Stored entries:

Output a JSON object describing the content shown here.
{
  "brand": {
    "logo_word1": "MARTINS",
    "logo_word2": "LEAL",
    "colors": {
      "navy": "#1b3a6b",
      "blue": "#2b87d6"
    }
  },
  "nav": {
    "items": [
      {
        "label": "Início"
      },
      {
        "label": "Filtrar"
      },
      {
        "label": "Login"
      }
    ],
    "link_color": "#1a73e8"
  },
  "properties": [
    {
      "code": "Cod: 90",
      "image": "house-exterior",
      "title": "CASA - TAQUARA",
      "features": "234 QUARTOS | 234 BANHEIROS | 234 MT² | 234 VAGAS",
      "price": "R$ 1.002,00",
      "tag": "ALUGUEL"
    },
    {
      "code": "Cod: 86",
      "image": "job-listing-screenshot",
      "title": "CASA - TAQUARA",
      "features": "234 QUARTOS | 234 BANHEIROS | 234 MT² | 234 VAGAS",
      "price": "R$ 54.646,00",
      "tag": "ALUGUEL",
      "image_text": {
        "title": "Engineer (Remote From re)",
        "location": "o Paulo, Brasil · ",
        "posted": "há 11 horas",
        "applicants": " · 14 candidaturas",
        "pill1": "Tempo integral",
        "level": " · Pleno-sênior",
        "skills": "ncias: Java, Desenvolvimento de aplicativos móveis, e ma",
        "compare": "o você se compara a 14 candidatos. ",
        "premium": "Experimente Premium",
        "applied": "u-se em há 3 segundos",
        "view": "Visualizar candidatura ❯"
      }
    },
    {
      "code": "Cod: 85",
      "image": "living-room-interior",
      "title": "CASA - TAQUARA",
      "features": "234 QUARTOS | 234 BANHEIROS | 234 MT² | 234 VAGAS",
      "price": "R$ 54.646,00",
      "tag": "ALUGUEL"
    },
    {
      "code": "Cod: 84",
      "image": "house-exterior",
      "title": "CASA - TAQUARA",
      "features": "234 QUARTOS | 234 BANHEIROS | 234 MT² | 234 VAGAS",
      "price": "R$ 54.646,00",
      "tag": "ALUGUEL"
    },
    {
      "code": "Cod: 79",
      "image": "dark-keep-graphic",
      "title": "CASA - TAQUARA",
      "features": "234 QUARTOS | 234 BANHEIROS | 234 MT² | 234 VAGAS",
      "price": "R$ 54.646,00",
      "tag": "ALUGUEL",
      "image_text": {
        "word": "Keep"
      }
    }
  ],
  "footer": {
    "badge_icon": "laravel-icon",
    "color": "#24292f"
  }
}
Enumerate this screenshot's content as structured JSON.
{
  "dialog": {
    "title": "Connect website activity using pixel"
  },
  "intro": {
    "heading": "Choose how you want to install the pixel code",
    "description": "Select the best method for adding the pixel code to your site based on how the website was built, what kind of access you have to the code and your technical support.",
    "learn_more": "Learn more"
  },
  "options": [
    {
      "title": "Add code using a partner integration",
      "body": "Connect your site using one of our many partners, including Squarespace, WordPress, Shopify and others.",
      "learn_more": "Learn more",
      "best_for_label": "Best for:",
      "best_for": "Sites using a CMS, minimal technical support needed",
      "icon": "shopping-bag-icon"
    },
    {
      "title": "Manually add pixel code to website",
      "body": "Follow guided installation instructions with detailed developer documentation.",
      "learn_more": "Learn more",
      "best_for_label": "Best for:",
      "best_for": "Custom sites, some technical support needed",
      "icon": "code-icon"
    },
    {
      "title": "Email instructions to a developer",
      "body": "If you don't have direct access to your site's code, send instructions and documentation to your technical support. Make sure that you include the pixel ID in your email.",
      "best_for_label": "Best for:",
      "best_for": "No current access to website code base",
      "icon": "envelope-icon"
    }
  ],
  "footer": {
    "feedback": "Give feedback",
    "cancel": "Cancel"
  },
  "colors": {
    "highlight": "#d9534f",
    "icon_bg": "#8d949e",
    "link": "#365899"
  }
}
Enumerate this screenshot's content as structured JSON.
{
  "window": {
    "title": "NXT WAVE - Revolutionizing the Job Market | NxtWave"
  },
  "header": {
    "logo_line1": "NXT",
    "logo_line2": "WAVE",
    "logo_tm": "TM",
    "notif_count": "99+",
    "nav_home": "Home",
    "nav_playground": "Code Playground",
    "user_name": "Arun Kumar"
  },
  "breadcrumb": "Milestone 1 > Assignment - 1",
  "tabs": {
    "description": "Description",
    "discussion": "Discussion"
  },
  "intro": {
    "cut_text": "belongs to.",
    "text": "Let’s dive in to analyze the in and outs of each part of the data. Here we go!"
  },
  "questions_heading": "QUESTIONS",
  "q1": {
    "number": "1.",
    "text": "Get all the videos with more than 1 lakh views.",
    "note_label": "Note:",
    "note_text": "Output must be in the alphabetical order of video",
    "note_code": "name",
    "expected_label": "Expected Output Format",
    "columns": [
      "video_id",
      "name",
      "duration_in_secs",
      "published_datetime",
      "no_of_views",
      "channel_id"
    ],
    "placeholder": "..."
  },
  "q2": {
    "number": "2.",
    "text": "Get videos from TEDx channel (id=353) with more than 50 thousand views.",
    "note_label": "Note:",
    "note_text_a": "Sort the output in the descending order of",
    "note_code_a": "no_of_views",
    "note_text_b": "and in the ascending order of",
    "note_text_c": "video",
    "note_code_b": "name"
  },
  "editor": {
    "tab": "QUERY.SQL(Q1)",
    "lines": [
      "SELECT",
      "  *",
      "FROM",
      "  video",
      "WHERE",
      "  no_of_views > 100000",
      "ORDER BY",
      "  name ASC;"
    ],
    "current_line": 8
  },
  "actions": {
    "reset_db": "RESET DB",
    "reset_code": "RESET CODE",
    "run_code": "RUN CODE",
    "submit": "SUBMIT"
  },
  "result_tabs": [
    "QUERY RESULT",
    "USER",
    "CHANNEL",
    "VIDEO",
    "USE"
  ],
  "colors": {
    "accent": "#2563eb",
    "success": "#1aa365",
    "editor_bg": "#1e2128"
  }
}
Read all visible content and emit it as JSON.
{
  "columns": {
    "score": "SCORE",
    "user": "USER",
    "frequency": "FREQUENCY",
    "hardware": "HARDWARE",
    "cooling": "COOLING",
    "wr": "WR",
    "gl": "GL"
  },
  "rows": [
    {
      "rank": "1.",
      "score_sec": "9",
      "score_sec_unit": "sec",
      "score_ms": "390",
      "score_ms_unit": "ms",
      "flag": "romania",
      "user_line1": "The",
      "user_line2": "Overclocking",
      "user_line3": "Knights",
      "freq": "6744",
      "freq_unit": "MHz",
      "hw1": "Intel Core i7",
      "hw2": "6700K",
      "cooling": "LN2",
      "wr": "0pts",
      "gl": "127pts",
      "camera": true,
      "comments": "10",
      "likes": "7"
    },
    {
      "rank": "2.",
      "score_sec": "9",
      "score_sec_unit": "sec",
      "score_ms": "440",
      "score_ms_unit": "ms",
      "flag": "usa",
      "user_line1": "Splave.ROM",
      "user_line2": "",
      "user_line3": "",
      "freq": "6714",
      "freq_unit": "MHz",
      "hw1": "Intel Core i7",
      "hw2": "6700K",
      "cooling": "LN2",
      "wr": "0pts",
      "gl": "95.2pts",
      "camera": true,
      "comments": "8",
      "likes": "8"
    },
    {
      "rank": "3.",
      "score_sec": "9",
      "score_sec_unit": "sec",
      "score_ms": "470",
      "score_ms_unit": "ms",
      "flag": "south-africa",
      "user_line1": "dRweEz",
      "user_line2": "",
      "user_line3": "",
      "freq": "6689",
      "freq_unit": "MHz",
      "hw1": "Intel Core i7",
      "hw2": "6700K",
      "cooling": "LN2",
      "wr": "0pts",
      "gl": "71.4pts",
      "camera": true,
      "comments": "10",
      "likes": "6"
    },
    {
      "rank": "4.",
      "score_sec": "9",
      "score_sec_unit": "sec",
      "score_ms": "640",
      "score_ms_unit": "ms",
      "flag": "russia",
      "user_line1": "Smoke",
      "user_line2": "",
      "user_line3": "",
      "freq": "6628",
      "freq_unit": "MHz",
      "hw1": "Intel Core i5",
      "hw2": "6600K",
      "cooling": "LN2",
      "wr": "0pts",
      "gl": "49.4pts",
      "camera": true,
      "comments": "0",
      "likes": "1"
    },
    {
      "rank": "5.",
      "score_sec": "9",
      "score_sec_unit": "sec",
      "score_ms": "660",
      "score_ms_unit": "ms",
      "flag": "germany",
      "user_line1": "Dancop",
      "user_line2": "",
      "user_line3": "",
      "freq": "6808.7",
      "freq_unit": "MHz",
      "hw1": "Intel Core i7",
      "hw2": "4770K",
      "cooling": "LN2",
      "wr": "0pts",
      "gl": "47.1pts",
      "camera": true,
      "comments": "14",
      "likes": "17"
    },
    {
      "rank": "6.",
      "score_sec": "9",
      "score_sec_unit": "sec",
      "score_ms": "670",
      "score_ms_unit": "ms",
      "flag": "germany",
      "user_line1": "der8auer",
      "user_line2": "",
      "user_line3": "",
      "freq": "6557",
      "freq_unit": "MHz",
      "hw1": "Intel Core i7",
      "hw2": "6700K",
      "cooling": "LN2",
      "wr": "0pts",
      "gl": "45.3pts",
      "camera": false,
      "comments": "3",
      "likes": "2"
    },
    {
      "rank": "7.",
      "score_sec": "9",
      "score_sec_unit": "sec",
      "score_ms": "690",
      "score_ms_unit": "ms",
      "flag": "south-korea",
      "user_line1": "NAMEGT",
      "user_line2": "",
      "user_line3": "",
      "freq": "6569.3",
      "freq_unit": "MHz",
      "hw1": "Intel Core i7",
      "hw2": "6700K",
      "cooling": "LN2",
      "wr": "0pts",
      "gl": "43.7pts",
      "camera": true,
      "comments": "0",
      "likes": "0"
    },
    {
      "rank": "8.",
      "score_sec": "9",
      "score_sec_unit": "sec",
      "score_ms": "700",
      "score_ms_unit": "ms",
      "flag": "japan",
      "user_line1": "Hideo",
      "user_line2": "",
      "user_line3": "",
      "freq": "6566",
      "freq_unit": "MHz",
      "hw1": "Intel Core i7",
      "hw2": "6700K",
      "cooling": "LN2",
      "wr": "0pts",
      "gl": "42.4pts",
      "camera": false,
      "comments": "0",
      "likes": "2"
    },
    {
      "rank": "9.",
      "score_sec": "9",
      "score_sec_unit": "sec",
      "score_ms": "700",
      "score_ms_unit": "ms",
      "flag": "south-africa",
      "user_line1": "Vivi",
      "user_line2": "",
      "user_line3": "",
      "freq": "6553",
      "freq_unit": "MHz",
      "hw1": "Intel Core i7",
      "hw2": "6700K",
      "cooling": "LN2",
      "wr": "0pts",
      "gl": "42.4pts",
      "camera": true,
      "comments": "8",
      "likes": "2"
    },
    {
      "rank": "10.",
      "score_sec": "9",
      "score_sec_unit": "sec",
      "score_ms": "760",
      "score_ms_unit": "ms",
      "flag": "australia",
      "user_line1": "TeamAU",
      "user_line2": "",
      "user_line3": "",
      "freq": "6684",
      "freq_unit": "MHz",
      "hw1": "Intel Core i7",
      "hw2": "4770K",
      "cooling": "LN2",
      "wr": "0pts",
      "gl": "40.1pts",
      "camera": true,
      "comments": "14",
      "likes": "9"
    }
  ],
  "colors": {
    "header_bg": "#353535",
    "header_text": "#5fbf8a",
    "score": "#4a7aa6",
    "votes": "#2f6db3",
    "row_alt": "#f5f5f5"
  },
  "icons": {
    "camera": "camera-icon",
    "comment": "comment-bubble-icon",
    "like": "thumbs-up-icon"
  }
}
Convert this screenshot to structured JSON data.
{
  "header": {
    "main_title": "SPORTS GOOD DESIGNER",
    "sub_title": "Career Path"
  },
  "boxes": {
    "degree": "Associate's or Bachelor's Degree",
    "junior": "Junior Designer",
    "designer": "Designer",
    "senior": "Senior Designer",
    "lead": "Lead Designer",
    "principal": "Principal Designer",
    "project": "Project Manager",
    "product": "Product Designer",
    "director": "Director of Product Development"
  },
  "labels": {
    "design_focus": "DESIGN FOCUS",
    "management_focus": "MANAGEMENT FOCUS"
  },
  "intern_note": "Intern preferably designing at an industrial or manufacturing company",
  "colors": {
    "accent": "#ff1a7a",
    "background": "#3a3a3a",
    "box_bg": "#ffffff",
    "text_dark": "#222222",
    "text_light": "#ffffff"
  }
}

[WHAT YOU HAVE TO DO]
Give a single number: the count of lines above that include the word "RESET".

[EXPECTED ANSWER]
2